— REQUEST —
Exact reproduction is required for all entries.

— MATERIAL FOR THE TASK —

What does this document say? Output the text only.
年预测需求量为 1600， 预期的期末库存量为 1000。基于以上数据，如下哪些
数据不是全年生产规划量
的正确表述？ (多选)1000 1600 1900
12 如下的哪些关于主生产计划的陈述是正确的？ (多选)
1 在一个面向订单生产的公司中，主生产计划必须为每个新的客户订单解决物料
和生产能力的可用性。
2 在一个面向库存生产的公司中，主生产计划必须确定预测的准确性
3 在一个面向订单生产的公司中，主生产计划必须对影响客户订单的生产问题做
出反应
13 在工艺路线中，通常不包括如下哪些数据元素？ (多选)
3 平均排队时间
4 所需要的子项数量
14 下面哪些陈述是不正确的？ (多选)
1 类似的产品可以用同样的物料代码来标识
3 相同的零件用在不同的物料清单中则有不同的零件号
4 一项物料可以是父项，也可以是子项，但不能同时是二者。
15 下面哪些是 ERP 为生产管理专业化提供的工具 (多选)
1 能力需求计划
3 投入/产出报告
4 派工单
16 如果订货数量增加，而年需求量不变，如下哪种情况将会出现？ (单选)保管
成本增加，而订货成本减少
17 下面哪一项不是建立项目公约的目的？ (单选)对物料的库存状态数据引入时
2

— SOLUTION TO THE EXERCISE —
What does this document say? Output the text only.
年预测需求量为 1600， 预期的期末库存量为 1000。基于以上数据，如下哪些
数据不是全年生产规划量
的正确表述？ (多选)1000 1600 1900
12 如下的哪些关于主生产计划的陈述是正确的？ (多选)
1 在一个面向订单生产的公司中，主生产计划必须为每个新的客户订单解决物料
和生产能力的可用性。
2 在一个面向库存生产的公司中，主生产计划必须确定预测的准确性
3 在一个面向订单生产的公司中，主生产计划必须对影响客户订单的生产问题做
出反应
13 在工艺路线中，通常不包括如下哪些数据元素？ (多选)
3 平均排队时间
4 所需要的子项数量
14 下面哪些陈述是不正确的？ (多选)
1 类似的产品可以用同样的物料代码来标识
3 相同的零件用在不同的物料清单中则有不同的零件号
4 一项物料可以是父项，也可以是子项，但不能同时是二者。
15 下面哪些是 ERP 为生产管理专业化提供的工具 (多选)
1 能力需求计划
3 投入/产出报告
4 派工单
16 如果订货数量增加，而年需求量不变，如下哪种情况将会出现？ (单选)保管
成本增加，而订货成本减少
17 下面哪一项不是建立项目公约的目的？ (单选)对物料的库存状态数据引入时
2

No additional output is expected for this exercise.